→ **Job**
Scan the material below for the string "Diffuse", and copy every line where it shows up.

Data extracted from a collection

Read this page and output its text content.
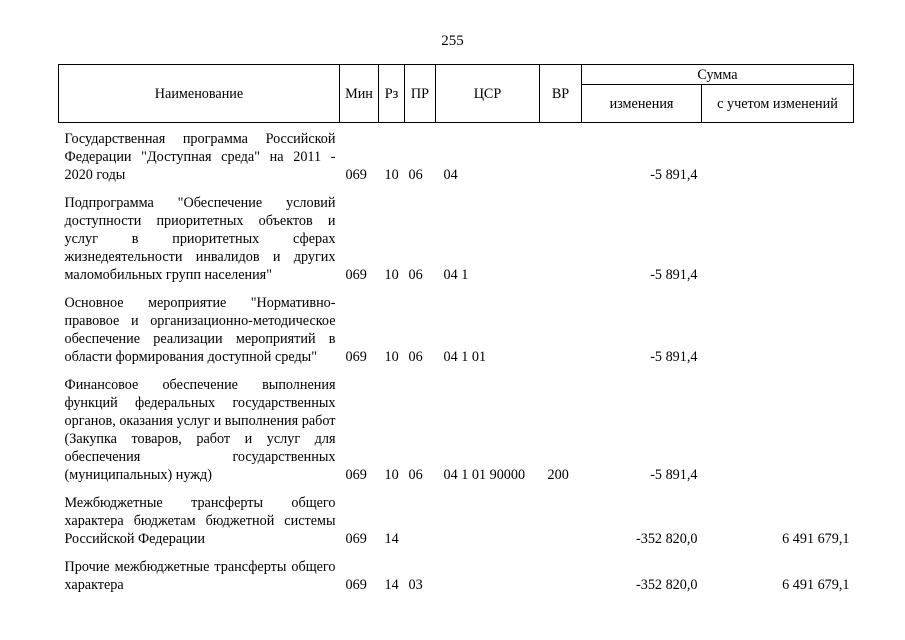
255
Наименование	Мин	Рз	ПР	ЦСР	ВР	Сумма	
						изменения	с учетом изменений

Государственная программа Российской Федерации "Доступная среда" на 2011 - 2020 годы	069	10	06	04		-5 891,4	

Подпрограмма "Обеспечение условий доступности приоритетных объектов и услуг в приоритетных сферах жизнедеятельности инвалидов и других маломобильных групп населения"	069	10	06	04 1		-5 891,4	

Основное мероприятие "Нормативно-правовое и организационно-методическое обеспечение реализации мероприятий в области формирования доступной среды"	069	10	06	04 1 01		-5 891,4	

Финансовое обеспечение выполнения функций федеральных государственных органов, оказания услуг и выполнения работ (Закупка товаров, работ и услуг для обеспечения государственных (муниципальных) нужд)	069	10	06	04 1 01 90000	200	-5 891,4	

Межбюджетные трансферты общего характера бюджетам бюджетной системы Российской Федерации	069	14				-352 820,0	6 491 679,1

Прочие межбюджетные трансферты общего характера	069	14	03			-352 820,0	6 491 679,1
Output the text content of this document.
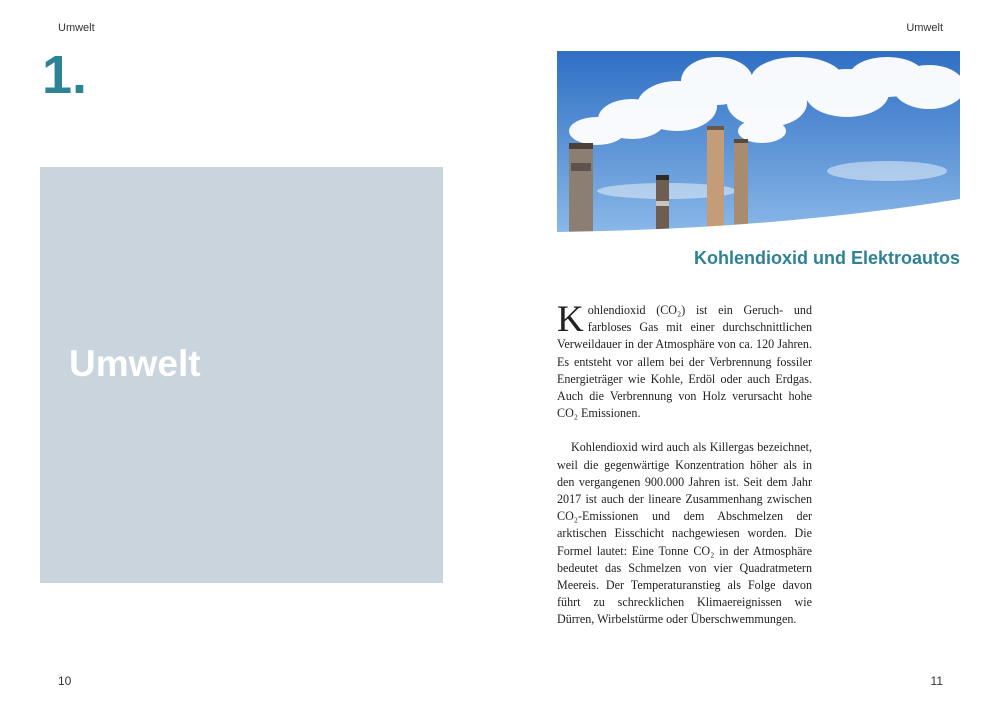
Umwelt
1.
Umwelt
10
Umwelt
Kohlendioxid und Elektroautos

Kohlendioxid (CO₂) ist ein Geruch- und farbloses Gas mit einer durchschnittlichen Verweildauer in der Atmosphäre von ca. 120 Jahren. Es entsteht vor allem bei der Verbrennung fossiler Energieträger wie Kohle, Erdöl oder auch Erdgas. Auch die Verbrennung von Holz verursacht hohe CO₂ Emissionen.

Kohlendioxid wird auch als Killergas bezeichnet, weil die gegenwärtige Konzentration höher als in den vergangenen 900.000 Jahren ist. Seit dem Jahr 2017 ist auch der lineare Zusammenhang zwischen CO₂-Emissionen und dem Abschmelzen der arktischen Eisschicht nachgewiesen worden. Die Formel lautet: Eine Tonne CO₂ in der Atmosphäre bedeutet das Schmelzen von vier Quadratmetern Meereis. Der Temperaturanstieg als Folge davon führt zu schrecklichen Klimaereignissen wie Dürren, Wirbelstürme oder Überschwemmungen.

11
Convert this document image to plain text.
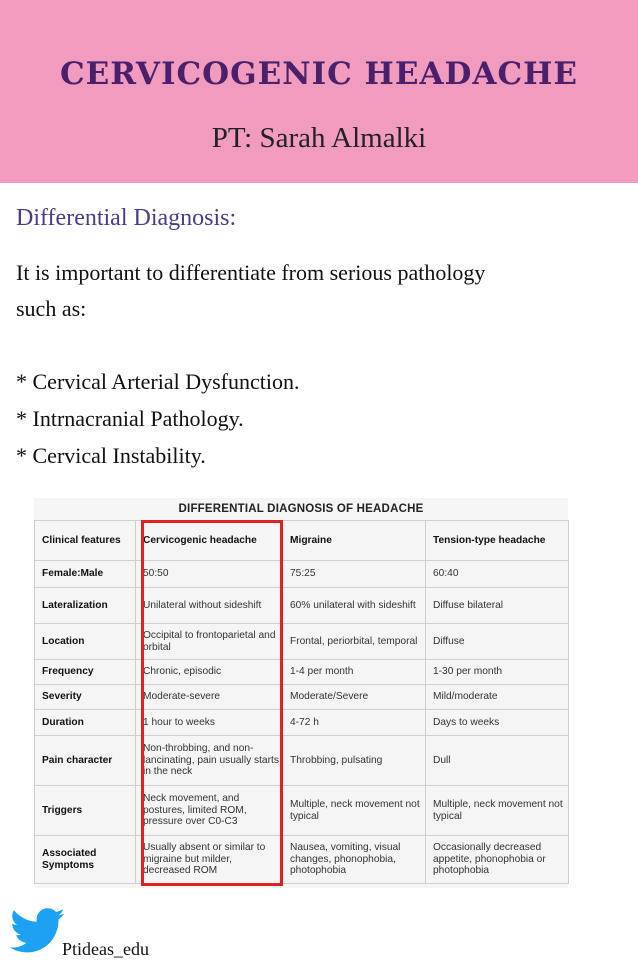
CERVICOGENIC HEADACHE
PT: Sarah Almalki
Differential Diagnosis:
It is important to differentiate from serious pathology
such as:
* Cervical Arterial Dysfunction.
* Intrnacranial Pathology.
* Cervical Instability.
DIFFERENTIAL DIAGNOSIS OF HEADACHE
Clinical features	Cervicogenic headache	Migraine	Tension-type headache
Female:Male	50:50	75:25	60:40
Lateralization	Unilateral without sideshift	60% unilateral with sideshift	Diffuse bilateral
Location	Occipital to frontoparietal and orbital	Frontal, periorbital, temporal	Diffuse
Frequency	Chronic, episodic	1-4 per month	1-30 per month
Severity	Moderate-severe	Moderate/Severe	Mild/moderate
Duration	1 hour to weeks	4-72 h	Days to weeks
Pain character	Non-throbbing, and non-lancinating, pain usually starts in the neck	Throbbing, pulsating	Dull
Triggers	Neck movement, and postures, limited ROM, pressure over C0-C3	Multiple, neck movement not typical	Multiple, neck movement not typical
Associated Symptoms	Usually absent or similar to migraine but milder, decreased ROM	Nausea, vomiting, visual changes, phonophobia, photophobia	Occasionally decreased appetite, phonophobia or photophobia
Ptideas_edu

--

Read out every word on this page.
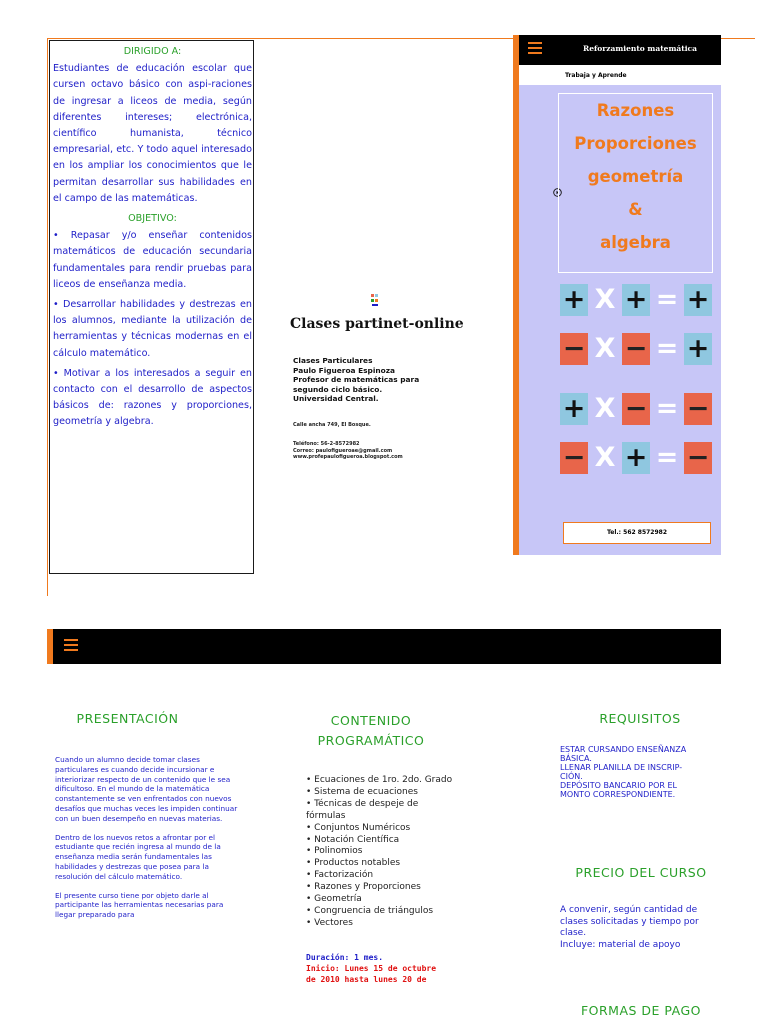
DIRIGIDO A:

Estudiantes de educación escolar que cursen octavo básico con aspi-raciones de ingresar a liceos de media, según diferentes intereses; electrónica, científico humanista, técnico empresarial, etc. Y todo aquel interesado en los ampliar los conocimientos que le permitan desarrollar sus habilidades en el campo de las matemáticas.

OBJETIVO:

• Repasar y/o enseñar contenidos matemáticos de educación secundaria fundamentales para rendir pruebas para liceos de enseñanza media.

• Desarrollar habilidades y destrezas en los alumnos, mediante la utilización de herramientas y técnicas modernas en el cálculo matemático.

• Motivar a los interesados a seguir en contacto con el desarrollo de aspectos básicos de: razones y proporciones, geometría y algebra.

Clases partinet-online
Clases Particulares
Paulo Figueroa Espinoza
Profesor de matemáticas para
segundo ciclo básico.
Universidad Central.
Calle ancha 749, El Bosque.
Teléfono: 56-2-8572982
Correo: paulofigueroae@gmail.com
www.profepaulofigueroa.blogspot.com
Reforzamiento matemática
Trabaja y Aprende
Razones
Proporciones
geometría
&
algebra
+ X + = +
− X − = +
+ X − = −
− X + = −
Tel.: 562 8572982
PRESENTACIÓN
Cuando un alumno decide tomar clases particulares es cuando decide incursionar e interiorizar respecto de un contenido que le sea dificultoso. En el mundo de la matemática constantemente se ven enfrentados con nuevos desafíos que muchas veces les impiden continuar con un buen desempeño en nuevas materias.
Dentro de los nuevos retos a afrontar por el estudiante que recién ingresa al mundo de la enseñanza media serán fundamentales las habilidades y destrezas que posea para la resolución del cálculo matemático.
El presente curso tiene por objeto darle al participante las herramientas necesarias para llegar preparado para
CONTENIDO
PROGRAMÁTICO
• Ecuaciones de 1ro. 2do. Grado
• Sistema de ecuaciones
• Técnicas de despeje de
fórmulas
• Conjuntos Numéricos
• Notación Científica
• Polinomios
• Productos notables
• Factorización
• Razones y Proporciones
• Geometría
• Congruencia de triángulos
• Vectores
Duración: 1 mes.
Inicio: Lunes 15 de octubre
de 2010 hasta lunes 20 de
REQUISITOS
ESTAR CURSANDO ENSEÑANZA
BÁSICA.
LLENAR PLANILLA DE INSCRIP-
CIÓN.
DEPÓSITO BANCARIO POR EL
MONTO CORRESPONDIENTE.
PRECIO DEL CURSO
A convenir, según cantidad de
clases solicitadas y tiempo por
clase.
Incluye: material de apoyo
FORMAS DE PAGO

→ **Solution below**
Lateralization	Unilateral without sideshift	60% unilateral with sideshift	Diffuse bilateral
Location	Occipital to frontoparietal and orbital	Frontal, periorbital, temporal	Diffuse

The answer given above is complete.